(DATA ENTRIES):
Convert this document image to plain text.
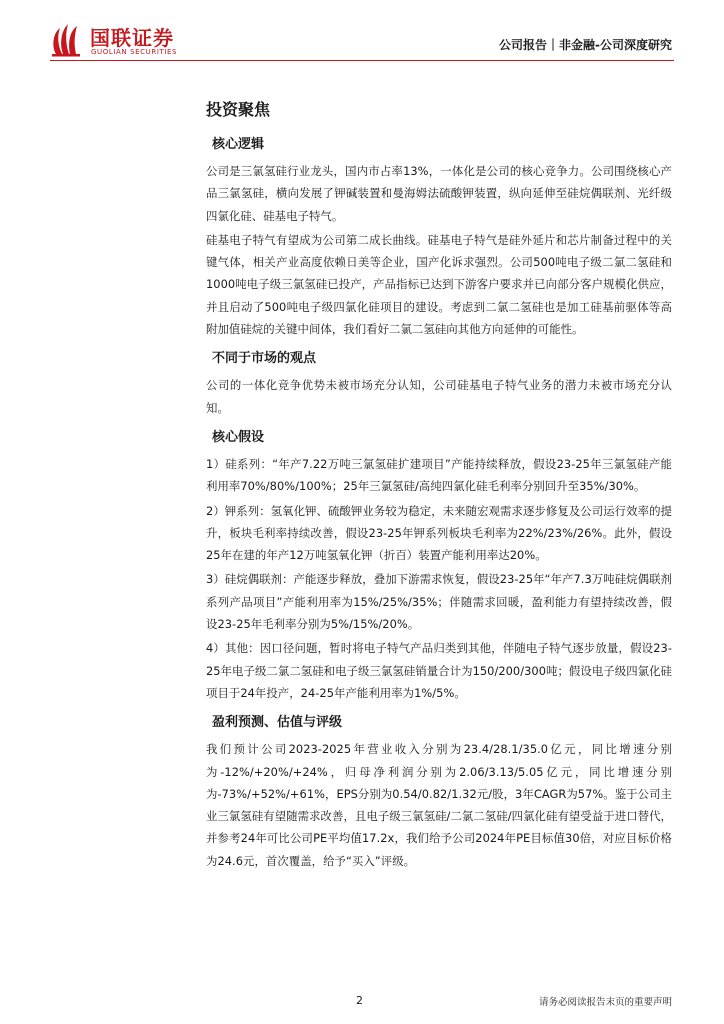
国联证券
GUOLIAN SECURITIES	公司报告｜非金融-公司深度研究
投资聚焦
核心逻辑

公司是三氯氢硅行业龙头，国内市占率13%，一体化是公司的核心竞争力。公司围绕核心产品三氯氢硅，横向发展了钾碱装置和曼海姆法硫酸钾装置，纵向延伸至硅烷偶联剂、光纤级四氯化硅、硅基电子特气。

硅基电子特气有望成为公司第二成长曲线。硅基电子特气是硅外延片和芯片制备过程中的关键气体，相关产业高度依赖日美等企业，国产化诉求强烈。公司500吨电子级二氯二氢硅和1000吨电子级三氯氢硅已投产，产品指标已达到下游客户要求并已向部分客户规模化供应，并且启动了500吨电子级四氯化硅项目的建设。考虑到二氯二氢硅也是加工硅基前驱体等高附加值硅烷的关键中间体，我们看好二氯二氢硅向其他方向延伸的可能性。

不同于市场的观点

公司的一体化竞争优势未被市场充分认知，公司硅基电子特气业务的潜力未被市场充分认知。

核心假设

1）硅系列：“年产7.22万吨三氯氢硅扩建项目”产能持续释放，假设23-25年三氯氢硅产能利用率70%/80%/100%；25年三氯氢硅/高纯四氯化硅毛利率分别回升至35%/30%。

2）钾系列：氢氧化钾、硫酸钾业务较为稳定，未来随宏观需求逐步修复及公司运行效率的提升，板块毛利率持续改善，假设23-25年钾系列板块毛利率为22%/23%/26%。此外，假设25年在建的年产12万吨氢氧化钾（折百）装置产能利用率达20%。

3）硅烷偶联剂：产能逐步释放，叠加下游需求恢复，假设23-25年“年产7.3万吨硅烷偶联剂系列产品项目”产能利用率为15%/25%/35%；伴随需求回暖，盈利能力有望持续改善，假设23-25年毛利率分别为5%/15%/20%。

4）其他：因口径问题，暂时将电子特气产品归类到其他，伴随电子特气逐步放量，假设23-25年电子级二氯二氢硅和电子级三氯氢硅销量合计为150/200/300吨；假设电子级四氯化硅项目于24年投产，24-25年产能利用率为1%/5%。

盈利预测、估值与评级

我们预计公司2023-2025年营业收入分别为23.4/28.1/35.0亿元，同比增速分别为-12%/+20%/+24%，归母净利润分别为2.06/3.13/5.05亿元，同比增速分别为-73%/+52%/+61%，EPS分别为0.54/0.82/1.32元/股，3年CAGR为57%。鉴于公司主业三氯氢硅有望随需求改善，且电子级三氯氢硅/二氯二氢硅/四氯化硅有望受益于进口替代，并参考24年可比公司PE平均值17.2x，我们给予公司2024年PE目标值30倍，对应目标价格为24.6元，首次覆盖，给予“买入”评级。

2	请务必阅读报告末页的重要声明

(WORK REQUIRED):
Write out the full listing verbatim, excluding its pictures.

(EXERCISE RESPONSE):
Convert this document image to plain text.
国联证券
GUOLIAN SECURITIES	公司报告｜非金融-公司深度研究
投资聚焦
核心逻辑

公司是三氯氢硅行业龙头，国内市占率13%，一体化是公司的核心竞争力。公司围绕核心产品三氯氢硅，横向发展了钾碱装置和曼海姆法硫酸钾装置，纵向延伸至硅烷偶联剂、光纤级四氯化硅、硅基电子特气。

硅基电子特气有望成为公司第二成长曲线。硅基电子特气是硅外延片和芯片制备过程中的关键气体，相关产业高度依赖日美等企业，国产化诉求强烈。公司500吨电子级二氯二氢硅和1000吨电子级三氯氢硅已投产，产品指标已达到下游客户要求并已向部分客户规模化供应，并且启动了500吨电子级四氯化硅项目的建设。考虑到二氯二氢硅也是加工硅基前驱体等高附加值硅烷的关键中间体，我们看好二氯二氢硅向其他方向延伸的可能性。

不同于市场的观点

公司的一体化竞争优势未被市场充分认知，公司硅基电子特气业务的潜力未被市场充分认知。

核心假设

1）硅系列：“年产7.22万吨三氯氢硅扩建项目”产能持续释放，假设23-25年三氯氢硅产能利用率70%/80%/100%；25年三氯氢硅/高纯四氯化硅毛利率分别回升至35%/30%。

2）钾系列：氢氧化钾、硫酸钾业务较为稳定，未来随宏观需求逐步修复及公司运行效率的提升，板块毛利率持续改善，假设23-25年钾系列板块毛利率为22%/23%/26%。此外，假设25年在建的年产12万吨氢氧化钾（折百）装置产能利用率达20%。

3）硅烷偶联剂：产能逐步释放，叠加下游需求恢复，假设23-25年“年产7.3万吨硅烷偶联剂系列产品项目”产能利用率为15%/25%/35%；伴随需求回暖，盈利能力有望持续改善，假设23-25年毛利率分别为5%/15%/20%。

4）其他：因口径问题，暂时将电子特气产品归类到其他，伴随电子特气逐步放量，假设23-25年电子级二氯二氢硅和电子级三氯氢硅销量合计为150/200/300吨；假设电子级四氯化硅项目于24年投产，24-25年产能利用率为1%/5%。

盈利预测、估值与评级

我们预计公司2023-2025年营业收入分别为23.4/28.1/35.0亿元，同比增速分别为-12%/+20%/+24%，归母净利润分别为2.06/3.13/5.05亿元，同比增速分别为-73%/+52%/+61%，EPS分别为0.54/0.82/1.32元/股，3年CAGR为57%。鉴于公司主业三氯氢硅有望随需求改善，且电子级三氯氢硅/二氯二氢硅/四氯化硅有望受益于进口替代，并参考24年可比公司PE平均值17.2x，我们给予公司2024年PE目标值30倍，对应目标价格为24.6元，首次覆盖，给予“买入”评级。

2	请务必阅读报告末页的重要声明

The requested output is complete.